Input material:
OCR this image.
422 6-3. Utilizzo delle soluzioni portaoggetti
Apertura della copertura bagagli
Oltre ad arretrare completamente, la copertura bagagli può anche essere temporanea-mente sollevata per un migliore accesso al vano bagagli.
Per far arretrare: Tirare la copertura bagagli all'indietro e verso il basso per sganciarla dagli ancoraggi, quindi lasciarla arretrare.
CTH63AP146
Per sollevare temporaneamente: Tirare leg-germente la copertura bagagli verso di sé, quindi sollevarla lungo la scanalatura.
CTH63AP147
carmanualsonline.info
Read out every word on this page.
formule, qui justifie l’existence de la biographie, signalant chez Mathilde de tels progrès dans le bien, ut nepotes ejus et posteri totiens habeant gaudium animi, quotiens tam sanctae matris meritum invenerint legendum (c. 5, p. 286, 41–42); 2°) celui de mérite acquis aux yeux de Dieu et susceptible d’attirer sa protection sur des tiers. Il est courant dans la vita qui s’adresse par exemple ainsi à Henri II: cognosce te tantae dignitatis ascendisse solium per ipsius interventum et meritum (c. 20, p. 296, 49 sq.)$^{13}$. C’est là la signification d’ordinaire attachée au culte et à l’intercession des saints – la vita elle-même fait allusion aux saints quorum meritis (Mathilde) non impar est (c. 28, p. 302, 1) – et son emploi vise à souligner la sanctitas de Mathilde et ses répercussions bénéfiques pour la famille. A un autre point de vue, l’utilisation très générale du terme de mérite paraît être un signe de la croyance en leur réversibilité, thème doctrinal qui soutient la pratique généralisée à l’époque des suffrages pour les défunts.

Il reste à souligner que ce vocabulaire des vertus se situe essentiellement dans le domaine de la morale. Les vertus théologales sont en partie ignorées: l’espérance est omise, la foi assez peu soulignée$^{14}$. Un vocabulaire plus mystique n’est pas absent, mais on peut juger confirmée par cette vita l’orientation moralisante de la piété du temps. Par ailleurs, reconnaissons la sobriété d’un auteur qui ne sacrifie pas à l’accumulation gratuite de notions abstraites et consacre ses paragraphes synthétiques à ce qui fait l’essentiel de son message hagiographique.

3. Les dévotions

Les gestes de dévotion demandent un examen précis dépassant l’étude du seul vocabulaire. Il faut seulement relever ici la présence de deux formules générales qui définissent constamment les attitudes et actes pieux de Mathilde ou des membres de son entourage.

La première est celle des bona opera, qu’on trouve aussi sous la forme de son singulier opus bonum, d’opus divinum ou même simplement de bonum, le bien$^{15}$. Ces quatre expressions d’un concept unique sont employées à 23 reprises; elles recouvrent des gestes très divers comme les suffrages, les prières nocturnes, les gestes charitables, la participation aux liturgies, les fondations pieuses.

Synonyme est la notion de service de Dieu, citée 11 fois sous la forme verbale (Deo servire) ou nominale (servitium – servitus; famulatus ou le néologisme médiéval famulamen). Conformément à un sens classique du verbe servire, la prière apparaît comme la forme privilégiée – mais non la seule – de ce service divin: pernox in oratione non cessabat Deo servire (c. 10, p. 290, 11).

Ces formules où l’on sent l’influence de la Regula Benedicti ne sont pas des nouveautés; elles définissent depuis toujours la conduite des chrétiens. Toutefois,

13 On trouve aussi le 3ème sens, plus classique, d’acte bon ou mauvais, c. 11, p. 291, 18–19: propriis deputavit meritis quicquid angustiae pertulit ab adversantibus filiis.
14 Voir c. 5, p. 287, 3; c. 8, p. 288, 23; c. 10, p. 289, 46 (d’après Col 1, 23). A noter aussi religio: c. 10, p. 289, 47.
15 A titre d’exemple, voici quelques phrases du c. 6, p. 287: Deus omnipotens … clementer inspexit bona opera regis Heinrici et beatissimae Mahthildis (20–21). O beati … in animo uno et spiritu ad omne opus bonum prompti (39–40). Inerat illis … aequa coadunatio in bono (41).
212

Task brief: The data above must be returned in full, exactly as written.

Answer to the task:
OCR this image.
422 6-3. Utilizzo delle soluzioni portaoggetti
Apertura della copertura bagagli
Oltre ad arretrare completamente, la copertura bagagli può anche essere temporanea-mente sollevata per un migliore accesso al vano bagagli.
Per far arretrare: Tirare la copertura bagagli all'indietro e verso il basso per sganciarla dagli ancoraggi, quindi lasciarla arretrare.
CTH63AP146
Per sollevare temporaneamente: Tirare leg-germente la copertura bagagli verso di sé, quindi sollevarla lungo la scanalatura.
CTH63AP147
carmanualsonline.info
Read out every word on this page.
formule, qui justifie l’existence de la biographie, signalant chez Mathilde de tels progrès dans le bien, ut nepotes ejus et posteri totiens habeant gaudium animi, quotiens tam sanctae matris meritum invenerint legendum (c. 5, p. 286, 41–42); 2°) celui de mérite acquis aux yeux de Dieu et susceptible d’attirer sa protection sur des tiers. Il est courant dans la vita qui s’adresse par exemple ainsi à Henri II: cognosce te tantae dignitatis ascendisse solium per ipsius interventum et meritum (c. 20, p. 296, 49 sq.)$^{13}$. C’est là la signification d’ordinaire attachée au culte et à l’intercession des saints – la vita elle-même fait allusion aux saints quorum meritis (Mathilde) non impar est (c. 28, p. 302, 1) – et son emploi vise à souligner la sanctitas de Mathilde et ses répercussions bénéfiques pour la famille. A un autre point de vue, l’utilisation très générale du terme de mérite paraît être un signe de la croyance en leur réversibilité, thème doctrinal qui soutient la pratique généralisée à l’époque des suffrages pour les défunts.

Il reste à souligner que ce vocabulaire des vertus se situe essentiellement dans le domaine de la morale. Les vertus théologales sont en partie ignorées: l’espérance est omise, la foi assez peu soulignée$^{14}$. Un vocabulaire plus mystique n’est pas absent, mais on peut juger confirmée par cette vita l’orientation moralisante de la piété du temps. Par ailleurs, reconnaissons la sobriété d’un auteur qui ne sacrifie pas à l’accumulation gratuite de notions abstraites et consacre ses paragraphes synthétiques à ce qui fait l’essentiel de son message hagiographique.

3. Les dévotions

Les gestes de dévotion demandent un examen précis dépassant l’étude du seul vocabulaire. Il faut seulement relever ici la présence de deux formules générales qui définissent constamment les attitudes et actes pieux de Mathilde ou des membres de son entourage.

La première est celle des bona opera, qu’on trouve aussi sous la forme de son singulier opus bonum, d’opus divinum ou même simplement de bonum, le bien$^{15}$. Ces quatre expressions d’un concept unique sont employées à 23 reprises; elles recouvrent des gestes très divers comme les suffrages, les prières nocturnes, les gestes charitables, la participation aux liturgies, les fondations pieuses.

Synonyme est la notion de service de Dieu, citée 11 fois sous la forme verbale (Deo servire) ou nominale (servitium – servitus; famulatus ou le néologisme médiéval famulamen). Conformément à un sens classique du verbe servire, la prière apparaît comme la forme privilégiée – mais non la seule – de ce service divin: pernox in oratione non cessabat Deo servire (c. 10, p. 290, 11).

Ces formules où l’on sent l’influence de la Regula Benedicti ne sont pas des nouveautés; elles définissent depuis toujours la conduite des chrétiens. Toutefois,

13 On trouve aussi le 3ème sens, plus classique, d’acte bon ou mauvais, c. 11, p. 291, 18–19: propriis deputavit meritis quicquid angustiae pertulit ab adversantibus filiis.
14 Voir c. 5, p. 287, 3; c. 8, p. 288, 23; c. 10, p. 289, 46 (d’après Col 1, 23). A noter aussi religio: c. 10, p. 289, 47.
15 A titre d’exemple, voici quelques phrases du c. 6, p. 287: Deus omnipotens … clementer inspexit bona opera regis Heinrici et beatissimae Mahthildis (20–21). O beati … in animo uno et spiritu ad omne opus bonum prompti (39–40). Inerat illis … aequa coadunatio in bono (41).
212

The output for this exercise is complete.